__Required task__:
Copy out all of the material exactly.

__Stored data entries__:
*****

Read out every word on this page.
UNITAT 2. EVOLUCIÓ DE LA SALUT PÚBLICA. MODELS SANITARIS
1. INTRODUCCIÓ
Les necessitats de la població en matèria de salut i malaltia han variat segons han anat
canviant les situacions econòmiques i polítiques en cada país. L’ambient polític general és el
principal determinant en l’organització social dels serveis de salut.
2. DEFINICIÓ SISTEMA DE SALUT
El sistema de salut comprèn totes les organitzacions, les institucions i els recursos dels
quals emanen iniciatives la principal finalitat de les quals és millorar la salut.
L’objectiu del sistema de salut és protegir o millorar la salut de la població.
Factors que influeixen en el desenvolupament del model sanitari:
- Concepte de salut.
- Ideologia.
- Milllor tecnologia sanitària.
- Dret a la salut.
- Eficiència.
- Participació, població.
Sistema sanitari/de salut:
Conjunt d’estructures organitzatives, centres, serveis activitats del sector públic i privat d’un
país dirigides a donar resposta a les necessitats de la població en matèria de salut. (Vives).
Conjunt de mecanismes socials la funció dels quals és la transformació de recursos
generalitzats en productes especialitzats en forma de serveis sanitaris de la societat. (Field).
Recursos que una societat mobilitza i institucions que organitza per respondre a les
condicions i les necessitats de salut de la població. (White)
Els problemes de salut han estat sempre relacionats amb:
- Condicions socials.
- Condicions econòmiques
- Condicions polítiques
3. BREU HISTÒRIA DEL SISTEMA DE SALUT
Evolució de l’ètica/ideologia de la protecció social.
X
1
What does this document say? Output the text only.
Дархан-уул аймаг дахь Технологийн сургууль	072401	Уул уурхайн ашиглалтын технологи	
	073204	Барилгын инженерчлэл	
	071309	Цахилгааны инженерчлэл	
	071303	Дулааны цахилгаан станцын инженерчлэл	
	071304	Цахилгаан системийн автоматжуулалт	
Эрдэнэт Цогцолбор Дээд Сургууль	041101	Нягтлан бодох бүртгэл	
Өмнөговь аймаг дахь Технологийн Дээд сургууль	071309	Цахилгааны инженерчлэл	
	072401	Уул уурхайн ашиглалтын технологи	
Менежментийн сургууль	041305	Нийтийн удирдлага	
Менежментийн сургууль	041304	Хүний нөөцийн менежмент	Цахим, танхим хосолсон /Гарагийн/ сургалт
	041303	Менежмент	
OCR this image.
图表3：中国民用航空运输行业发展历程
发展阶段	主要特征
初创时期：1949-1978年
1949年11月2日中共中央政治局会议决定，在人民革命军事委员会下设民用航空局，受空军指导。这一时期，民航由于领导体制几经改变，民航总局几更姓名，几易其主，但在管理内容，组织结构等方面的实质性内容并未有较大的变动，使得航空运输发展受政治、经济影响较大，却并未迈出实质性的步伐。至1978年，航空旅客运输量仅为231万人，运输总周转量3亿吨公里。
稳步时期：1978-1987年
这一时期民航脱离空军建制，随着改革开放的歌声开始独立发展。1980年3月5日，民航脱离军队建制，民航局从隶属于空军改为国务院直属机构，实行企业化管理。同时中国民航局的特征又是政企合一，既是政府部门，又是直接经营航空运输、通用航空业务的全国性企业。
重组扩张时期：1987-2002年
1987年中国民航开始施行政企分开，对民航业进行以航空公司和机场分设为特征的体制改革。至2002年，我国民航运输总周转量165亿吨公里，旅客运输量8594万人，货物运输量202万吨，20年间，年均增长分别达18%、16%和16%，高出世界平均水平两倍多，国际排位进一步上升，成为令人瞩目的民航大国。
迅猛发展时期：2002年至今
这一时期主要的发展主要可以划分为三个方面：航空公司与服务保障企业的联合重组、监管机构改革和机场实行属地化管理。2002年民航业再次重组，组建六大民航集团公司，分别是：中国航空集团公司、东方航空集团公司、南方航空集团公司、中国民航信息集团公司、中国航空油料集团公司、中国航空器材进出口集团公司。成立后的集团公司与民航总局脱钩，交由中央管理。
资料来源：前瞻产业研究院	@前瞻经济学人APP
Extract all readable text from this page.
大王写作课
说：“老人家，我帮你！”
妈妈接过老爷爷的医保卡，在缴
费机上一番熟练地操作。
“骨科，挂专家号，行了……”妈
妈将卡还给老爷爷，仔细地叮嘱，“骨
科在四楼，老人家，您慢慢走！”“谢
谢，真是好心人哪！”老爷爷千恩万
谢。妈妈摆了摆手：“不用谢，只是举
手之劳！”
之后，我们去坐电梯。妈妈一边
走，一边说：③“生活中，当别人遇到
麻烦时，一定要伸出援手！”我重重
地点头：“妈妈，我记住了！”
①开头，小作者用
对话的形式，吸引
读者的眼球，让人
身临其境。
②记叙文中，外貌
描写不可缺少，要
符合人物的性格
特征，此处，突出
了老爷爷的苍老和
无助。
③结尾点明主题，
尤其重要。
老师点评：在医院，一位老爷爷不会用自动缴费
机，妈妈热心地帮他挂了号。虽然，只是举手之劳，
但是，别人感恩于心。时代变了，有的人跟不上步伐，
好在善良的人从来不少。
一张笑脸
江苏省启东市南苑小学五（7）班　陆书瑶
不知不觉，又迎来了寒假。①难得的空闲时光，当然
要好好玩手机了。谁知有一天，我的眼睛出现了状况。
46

*****

__Final answer__:
Read out every word on this page.
UNITAT 2. EVOLUCIÓ DE LA SALUT PÚBLICA. MODELS SANITARIS
1. INTRODUCCIÓ
Les necessitats de la població en matèria de salut i malaltia han variat segons han anat
canviant les situacions econòmiques i polítiques en cada país. L’ambient polític general és el
principal determinant en l’organització social dels serveis de salut.
2. DEFINICIÓ SISTEMA DE SALUT
El sistema de salut comprèn totes les organitzacions, les institucions i els recursos dels
quals emanen iniciatives la principal finalitat de les quals és millorar la salut.
L’objectiu del sistema de salut és protegir o millorar la salut de la població.
Factors que influeixen en el desenvolupament del model sanitari:
- Concepte de salut.
- Ideologia.
- Milllor tecnologia sanitària.
- Dret a la salut.
- Eficiència.
- Participació, població.
Sistema sanitari/de salut:
Conjunt d’estructures organitzatives, centres, serveis activitats del sector públic i privat d’un
país dirigides a donar resposta a les necessitats de la població en matèria de salut. (Vives).
Conjunt de mecanismes socials la funció dels quals és la transformació de recursos
generalitzats en productes especialitzats en forma de serveis sanitaris de la societat. (Field).
Recursos que una societat mobilitza i institucions que organitza per respondre a les
condicions i les necessitats de salut de la població. (White)
Els problemes de salut han estat sempre relacionats amb:
- Condicions socials.
- Condicions econòmiques
- Condicions polítiques
3. BREU HISTÒRIA DEL SISTEMA DE SALUT
Evolució de l’ètica/ideologia de la protecció social.
X
1
What does this document say? Output the text only.
Дархан-уул аймаг дахь Технологийн сургууль	072401	Уул уурхайн ашиглалтын технологи	
	073204	Барилгын инженерчлэл	
	071309	Цахилгааны инженерчлэл	
	071303	Дулааны цахилгаан станцын инженерчлэл	
	071304	Цахилгаан системийн автоматжуулалт	
Эрдэнэт Цогцолбор Дээд Сургууль	041101	Нягтлан бодох бүртгэл	
Өмнөговь аймаг дахь Технологийн Дээд сургууль	071309	Цахилгааны инженерчлэл	
	072401	Уул уурхайн ашиглалтын технологи	
Менежментийн сургууль	041305	Нийтийн удирдлага	
Менежментийн сургууль	041304	Хүний нөөцийн менежмент	Цахим, танхим хосолсон /Гарагийн/ сургалт
	041303	Менежмент	
OCR this image.
图表3：中国民用航空运输行业发展历程
发展阶段	主要特征
初创时期：1949-1978年
1949年11月2日中共中央政治局会议决定，在人民革命军事委员会下设民用航空局，受空军指导。这一时期，民航由于领导体制几经改变，民航总局几更姓名，几易其主，但在管理内容，组织结构等方面的实质性内容并未有较大的变动，使得航空运输发展受政治、经济影响较大，却并未迈出实质性的步伐。至1978年，航空旅客运输量仅为231万人，运输总周转量3亿吨公里。
稳步时期：1978-1987年
这一时期民航脱离空军建制，随着改革开放的歌声开始独立发展。1980年3月5日，民航脱离军队建制，民航局从隶属于空军改为国务院直属机构，实行企业化管理。同时中国民航局的特征又是政企合一，既是政府部门，又是直接经营航空运输、通用航空业务的全国性企业。
重组扩张时期：1987-2002年
1987年中国民航开始施行政企分开，对民航业进行以航空公司和机场分设为特征的体制改革。至2002年，我国民航运输总周转量165亿吨公里，旅客运输量8594万人，货物运输量202万吨，20年间，年均增长分别达18%、16%和16%，高出世界平均水平两倍多，国际排位进一步上升，成为令人瞩目的民航大国。
迅猛发展时期：2002年至今
这一时期主要的发展主要可以划分为三个方面：航空公司与服务保障企业的联合重组、监管机构改革和机场实行属地化管理。2002年民航业再次重组，组建六大民航集团公司，分别是：中国航空集团公司、东方航空集团公司、南方航空集团公司、中国民航信息集团公司、中国航空油料集团公司、中国航空器材进出口集团公司。成立后的集团公司与民航总局脱钩，交由中央管理。
资料来源：前瞻产业研究院	@前瞻经济学人APP
Extract all readable text from this page.
大王写作课
说：“老人家，我帮你！”
妈妈接过老爷爷的医保卡，在缴
费机上一番熟练地操作。
“骨科，挂专家号，行了……”妈
妈将卡还给老爷爷，仔细地叮嘱，“骨
科在四楼，老人家，您慢慢走！”“谢
谢，真是好心人哪！”老爷爷千恩万
谢。妈妈摆了摆手：“不用谢，只是举
手之劳！”
之后，我们去坐电梯。妈妈一边
走，一边说：③“生活中，当别人遇到
麻烦时，一定要伸出援手！”我重重
地点头：“妈妈，我记住了！”
①开头，小作者用
对话的形式，吸引
读者的眼球，让人
身临其境。
②记叙文中，外貌
描写不可缺少，要
符合人物的性格
特征，此处，突出
了老爷爷的苍老和
无助。
③结尾点明主题，
尤其重要。
老师点评：在医院，一位老爷爷不会用自动缴费
机，妈妈热心地帮他挂了号。虽然，只是举手之劳，
但是，别人感恩于心。时代变了，有的人跟不上步伐，
好在善良的人从来不少。
一张笑脸
江苏省启东市南苑小学五（7）班　陆书瑶
不知不觉，又迎来了寒假。①难得的空闲时光，当然
要好好玩手机了。谁知有一天，我的眼睛出现了状况。
46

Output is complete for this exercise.